# start of MATERIAL SHOWN

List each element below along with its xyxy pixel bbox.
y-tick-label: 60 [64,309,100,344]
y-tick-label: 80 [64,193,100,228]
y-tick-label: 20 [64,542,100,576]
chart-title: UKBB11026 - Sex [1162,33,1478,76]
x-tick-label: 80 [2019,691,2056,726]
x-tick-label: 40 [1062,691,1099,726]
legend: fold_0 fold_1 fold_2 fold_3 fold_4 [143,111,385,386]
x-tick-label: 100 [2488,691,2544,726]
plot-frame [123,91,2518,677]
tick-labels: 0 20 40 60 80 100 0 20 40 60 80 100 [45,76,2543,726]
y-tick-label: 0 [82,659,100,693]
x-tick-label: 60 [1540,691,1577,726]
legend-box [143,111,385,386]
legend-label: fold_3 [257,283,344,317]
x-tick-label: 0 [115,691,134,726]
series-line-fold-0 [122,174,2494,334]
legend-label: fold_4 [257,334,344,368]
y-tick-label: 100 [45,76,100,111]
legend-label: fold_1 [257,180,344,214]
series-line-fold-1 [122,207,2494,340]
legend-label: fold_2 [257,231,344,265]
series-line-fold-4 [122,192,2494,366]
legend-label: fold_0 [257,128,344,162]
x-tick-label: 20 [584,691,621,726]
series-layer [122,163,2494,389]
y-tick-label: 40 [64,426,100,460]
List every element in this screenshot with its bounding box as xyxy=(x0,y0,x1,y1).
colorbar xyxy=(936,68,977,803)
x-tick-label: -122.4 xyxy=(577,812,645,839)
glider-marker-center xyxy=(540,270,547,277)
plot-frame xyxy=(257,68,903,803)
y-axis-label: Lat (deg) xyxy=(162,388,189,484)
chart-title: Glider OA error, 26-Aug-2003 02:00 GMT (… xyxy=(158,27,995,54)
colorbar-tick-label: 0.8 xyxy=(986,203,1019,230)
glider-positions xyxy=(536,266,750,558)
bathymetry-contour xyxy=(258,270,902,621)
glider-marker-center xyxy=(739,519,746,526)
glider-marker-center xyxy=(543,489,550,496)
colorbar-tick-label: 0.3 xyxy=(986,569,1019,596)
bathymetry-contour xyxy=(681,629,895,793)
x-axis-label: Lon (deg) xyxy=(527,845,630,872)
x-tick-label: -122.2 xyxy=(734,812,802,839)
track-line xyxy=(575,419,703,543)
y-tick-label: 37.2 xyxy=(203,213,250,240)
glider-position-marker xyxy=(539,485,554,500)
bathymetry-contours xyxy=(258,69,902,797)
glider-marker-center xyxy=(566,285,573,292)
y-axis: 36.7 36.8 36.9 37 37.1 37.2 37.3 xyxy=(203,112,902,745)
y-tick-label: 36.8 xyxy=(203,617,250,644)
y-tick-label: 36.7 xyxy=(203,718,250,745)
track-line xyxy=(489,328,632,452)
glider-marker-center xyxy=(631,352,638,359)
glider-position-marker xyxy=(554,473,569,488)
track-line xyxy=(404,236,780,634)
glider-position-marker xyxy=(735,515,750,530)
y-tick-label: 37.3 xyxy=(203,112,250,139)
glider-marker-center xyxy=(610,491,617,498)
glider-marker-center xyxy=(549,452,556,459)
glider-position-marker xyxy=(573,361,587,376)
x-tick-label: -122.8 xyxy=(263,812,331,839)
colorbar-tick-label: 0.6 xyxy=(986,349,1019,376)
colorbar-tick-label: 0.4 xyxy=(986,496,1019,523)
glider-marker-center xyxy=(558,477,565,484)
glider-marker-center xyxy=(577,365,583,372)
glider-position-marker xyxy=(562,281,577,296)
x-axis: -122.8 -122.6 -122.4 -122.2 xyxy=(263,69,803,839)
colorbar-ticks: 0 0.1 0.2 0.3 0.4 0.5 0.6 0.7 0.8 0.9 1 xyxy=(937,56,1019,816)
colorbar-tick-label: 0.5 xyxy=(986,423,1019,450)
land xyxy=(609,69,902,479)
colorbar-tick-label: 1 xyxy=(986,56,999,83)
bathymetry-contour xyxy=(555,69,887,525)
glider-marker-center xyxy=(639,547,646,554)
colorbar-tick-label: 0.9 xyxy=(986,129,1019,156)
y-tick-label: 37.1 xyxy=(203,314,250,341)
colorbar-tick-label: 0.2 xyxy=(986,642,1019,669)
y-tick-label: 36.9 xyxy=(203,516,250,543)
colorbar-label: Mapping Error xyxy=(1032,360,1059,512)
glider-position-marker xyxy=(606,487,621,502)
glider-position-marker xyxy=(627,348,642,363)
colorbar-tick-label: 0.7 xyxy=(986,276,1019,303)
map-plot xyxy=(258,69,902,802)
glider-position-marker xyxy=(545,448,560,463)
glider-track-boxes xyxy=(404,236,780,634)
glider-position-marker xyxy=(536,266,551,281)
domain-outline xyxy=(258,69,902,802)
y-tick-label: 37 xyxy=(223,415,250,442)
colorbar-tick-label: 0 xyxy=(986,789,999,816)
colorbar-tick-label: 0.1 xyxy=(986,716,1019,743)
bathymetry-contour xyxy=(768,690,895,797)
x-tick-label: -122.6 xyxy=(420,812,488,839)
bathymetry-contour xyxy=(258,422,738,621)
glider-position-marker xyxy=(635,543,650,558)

# end of MATERIAL SHOWN

# [WRITTEN INSTRUCTION]
Copy the lines word for word, starting at the first line and ending with the line that contains "List every element", including that line.

# [RIGHT ANSWER]
List each element below along with its xyxy pixel bbox.
y-tick-label: 60 [64,309,100,344]
y-tick-label: 80 [64,193,100,228]
y-tick-label: 20 [64,542,100,576]
chart-title: UKBB11026 - Sex [1162,33,1478,76]
x-tick-label: 80 [2019,691,2056,726]
x-tick-label: 40 [1062,691,1099,726]
legend: fold_0 fold_1 fold_2 fold_3 fold_4 [143,111,385,386]
x-tick-label: 100 [2488,691,2544,726]
plot-frame [123,91,2518,677]
tick-labels: 0 20 40 60 80 100 0 20 40 60 80 100 [45,76,2543,726]
y-tick-label: 0 [82,659,100,693]
x-tick-label: 60 [1540,691,1577,726]
legend-box [143,111,385,386]
legend-label: fold_3 [257,283,344,317]
x-tick-label: 0 [115,691,134,726]
series-line-fold-0 [122,174,2494,334]
legend-label: fold_4 [257,334,344,368]
y-tick-label: 100 [45,76,100,111]
legend-label: fold_1 [257,180,344,214]
series-line-fold-1 [122,207,2494,340]
legend-label: fold_2 [257,231,344,265]
series-line-fold-4 [122,192,2494,366]
legend-label: fold_0 [257,128,344,162]
x-tick-label: 20 [584,691,621,726]
series-layer [122,163,2494,389]
y-tick-label: 40 [64,426,100,460]
List every element in this screenshot with its bounding box as xyxy=(x0,y0,x1,y1).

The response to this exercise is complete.